-- start of DATA FOR THIS EXERCISE --
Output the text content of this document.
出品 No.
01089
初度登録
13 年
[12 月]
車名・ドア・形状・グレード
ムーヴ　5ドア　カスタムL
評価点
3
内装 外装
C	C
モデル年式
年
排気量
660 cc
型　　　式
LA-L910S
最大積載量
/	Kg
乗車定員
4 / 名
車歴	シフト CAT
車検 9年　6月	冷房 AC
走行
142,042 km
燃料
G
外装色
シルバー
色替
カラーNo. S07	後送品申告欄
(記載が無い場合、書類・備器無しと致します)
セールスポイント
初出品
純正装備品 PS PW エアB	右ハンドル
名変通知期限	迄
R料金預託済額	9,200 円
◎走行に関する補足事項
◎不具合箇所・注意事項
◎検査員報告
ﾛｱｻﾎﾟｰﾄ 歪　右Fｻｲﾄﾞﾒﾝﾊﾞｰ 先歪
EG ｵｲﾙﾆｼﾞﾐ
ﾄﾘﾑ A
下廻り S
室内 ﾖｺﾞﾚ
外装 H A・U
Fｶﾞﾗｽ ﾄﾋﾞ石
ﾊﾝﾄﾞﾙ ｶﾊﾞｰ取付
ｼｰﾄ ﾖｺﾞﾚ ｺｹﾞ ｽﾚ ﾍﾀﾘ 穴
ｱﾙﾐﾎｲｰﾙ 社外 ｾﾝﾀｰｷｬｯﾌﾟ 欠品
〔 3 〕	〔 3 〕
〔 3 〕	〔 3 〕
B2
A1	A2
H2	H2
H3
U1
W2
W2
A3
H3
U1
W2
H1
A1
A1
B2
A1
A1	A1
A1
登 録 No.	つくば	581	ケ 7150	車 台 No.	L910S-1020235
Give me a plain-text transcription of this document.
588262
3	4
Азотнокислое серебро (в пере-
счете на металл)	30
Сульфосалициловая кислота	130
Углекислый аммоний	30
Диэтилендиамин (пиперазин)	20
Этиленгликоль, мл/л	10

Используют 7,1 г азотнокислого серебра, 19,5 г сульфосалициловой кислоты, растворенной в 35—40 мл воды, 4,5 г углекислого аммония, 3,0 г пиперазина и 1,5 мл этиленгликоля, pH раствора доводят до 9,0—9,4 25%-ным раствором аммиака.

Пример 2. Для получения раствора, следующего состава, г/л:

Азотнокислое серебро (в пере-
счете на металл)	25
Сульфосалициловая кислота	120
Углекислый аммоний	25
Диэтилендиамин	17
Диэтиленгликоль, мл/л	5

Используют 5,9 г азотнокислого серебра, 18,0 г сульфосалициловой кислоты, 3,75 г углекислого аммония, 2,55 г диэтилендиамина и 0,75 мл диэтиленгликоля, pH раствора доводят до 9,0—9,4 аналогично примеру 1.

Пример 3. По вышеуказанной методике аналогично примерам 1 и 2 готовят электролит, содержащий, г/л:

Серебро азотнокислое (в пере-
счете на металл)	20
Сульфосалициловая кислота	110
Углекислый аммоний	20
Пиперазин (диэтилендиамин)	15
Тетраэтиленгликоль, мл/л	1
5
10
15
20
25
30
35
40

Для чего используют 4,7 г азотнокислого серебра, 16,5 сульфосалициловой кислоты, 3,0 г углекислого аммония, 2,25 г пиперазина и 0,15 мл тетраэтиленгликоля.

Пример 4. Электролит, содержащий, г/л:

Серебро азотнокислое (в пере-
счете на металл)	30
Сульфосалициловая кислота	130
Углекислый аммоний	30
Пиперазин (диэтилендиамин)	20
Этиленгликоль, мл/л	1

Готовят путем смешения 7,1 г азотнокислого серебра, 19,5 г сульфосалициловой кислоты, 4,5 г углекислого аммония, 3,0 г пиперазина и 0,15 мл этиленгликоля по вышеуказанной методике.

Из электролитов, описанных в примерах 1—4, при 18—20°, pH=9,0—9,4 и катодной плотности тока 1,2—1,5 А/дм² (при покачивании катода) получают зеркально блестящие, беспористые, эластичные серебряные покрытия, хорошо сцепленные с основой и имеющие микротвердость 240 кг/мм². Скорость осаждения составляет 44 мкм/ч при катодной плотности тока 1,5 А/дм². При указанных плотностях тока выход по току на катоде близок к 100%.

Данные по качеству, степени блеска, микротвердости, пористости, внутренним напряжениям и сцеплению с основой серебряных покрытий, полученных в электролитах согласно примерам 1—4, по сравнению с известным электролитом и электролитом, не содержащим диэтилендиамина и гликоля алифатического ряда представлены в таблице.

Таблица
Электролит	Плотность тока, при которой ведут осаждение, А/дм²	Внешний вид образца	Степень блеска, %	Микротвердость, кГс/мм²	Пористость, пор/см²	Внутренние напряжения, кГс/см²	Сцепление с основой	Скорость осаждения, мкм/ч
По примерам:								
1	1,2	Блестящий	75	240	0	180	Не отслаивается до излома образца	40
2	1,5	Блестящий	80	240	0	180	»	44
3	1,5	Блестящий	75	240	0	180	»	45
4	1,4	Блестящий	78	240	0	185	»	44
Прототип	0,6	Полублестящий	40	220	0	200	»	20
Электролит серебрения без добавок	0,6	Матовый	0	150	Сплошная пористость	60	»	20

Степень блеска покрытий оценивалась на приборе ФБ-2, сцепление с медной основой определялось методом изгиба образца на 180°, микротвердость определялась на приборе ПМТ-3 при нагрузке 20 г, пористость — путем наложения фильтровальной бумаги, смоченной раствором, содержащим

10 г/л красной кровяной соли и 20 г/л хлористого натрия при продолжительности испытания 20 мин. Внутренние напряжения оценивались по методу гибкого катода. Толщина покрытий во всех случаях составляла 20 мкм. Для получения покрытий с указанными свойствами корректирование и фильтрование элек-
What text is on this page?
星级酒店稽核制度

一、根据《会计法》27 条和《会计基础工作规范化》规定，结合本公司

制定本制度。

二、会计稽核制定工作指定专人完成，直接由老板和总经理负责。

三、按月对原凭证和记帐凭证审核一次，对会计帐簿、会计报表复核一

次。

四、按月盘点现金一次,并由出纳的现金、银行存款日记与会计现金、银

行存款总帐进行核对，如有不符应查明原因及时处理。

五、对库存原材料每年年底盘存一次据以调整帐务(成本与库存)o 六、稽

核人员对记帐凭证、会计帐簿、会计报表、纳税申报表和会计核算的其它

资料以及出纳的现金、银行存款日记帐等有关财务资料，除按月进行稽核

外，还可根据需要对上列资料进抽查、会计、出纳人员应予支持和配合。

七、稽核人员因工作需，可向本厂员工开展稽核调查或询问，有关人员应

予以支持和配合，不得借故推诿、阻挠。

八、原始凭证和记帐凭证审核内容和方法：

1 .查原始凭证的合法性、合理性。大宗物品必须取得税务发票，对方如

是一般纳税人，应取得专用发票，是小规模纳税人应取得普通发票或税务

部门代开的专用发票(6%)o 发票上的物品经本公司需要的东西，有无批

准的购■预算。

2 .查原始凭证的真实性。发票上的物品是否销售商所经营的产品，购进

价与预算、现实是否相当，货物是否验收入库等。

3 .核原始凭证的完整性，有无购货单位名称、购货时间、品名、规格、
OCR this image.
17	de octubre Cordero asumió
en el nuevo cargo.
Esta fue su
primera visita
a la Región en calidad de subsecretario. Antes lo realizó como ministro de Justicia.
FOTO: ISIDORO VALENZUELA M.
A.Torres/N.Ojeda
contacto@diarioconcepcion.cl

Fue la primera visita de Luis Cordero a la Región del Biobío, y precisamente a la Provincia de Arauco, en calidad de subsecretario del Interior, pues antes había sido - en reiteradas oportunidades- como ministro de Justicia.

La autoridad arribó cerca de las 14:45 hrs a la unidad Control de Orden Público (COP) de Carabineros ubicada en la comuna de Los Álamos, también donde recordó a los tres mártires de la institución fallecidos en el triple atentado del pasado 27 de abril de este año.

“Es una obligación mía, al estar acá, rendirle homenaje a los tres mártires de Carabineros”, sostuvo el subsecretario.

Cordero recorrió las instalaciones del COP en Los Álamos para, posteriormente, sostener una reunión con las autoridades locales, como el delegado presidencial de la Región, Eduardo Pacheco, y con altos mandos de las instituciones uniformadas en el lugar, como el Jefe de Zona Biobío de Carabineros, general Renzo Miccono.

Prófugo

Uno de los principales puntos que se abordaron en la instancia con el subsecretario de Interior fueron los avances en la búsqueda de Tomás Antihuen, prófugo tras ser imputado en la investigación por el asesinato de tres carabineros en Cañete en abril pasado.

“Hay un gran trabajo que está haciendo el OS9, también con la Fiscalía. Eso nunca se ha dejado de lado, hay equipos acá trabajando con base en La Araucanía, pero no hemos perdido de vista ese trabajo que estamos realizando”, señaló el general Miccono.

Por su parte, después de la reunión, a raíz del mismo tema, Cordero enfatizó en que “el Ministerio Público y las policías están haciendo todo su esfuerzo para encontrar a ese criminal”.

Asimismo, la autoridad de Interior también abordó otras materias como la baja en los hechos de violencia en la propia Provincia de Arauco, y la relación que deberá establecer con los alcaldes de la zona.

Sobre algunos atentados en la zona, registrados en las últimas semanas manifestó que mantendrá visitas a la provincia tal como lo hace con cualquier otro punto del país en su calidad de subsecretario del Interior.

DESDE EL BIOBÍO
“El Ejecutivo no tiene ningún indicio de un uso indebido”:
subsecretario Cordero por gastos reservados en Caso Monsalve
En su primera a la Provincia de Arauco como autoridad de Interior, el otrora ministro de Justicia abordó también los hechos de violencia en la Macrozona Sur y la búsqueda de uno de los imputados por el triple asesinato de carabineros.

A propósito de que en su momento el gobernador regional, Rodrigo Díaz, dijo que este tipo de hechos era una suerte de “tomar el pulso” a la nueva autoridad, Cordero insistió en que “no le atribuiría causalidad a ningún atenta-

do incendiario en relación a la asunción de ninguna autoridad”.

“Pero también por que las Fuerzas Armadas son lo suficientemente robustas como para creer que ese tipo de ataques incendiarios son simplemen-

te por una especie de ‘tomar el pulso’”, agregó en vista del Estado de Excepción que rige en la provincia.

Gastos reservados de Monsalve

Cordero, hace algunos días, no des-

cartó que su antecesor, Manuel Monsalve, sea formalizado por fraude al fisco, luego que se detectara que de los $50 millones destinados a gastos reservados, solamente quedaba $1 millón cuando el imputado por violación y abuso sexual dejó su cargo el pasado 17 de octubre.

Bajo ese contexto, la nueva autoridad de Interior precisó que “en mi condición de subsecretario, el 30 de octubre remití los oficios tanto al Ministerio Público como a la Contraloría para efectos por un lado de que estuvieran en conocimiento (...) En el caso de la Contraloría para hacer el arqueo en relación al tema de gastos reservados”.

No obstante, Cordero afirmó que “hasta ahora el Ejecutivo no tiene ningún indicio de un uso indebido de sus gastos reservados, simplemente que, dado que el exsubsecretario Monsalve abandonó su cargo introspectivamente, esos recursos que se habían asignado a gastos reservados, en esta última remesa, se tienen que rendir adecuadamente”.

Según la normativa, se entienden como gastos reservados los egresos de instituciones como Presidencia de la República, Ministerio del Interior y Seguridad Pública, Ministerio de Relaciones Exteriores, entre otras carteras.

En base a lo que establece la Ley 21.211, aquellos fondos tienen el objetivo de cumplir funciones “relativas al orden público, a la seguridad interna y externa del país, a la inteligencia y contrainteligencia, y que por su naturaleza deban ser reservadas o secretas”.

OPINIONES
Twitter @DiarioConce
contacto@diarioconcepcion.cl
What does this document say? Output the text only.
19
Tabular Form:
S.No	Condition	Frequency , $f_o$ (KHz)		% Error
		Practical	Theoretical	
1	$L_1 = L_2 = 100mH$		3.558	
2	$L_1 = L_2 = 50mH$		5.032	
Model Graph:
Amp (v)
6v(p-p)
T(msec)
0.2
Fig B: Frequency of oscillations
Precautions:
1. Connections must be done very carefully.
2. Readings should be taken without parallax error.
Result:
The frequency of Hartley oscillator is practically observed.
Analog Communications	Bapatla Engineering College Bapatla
-- end of DATA FOR THIS EXERCISE --
▸ REQUIREMENTS
Show every line of the records above that contains the word "Скорость".

▸ SOLVED EXERCISE
Из электролитов, описанных в примерах 1—4, при 18—20°, pH=9,0—9,4 и катодной плотности тока 1,2—1,5 А/дм² (при покачивании катода) получают зеркально блестящие, беспористые, эластичные серебряные покрытия, хорошо сцепленные с основой и имеющие микротвердость 240 кг/мм². Скорость осаждения составляет 44 мкм/ч при катодной плотности тока 1,5 А/дм². При указанных плотностях тока выход по току на катоде близок к 100%.
Электролит	Плотность тока, при которой ведут осаждение, А/дм²	Внешний вид образца	Степень блеска, %	Микротвердость, кГс/мм²	Пористость, пор/см²	Внутренние напряжения, кГс/см²	Сцепление с основой	Скорость осаждения, мкм/ч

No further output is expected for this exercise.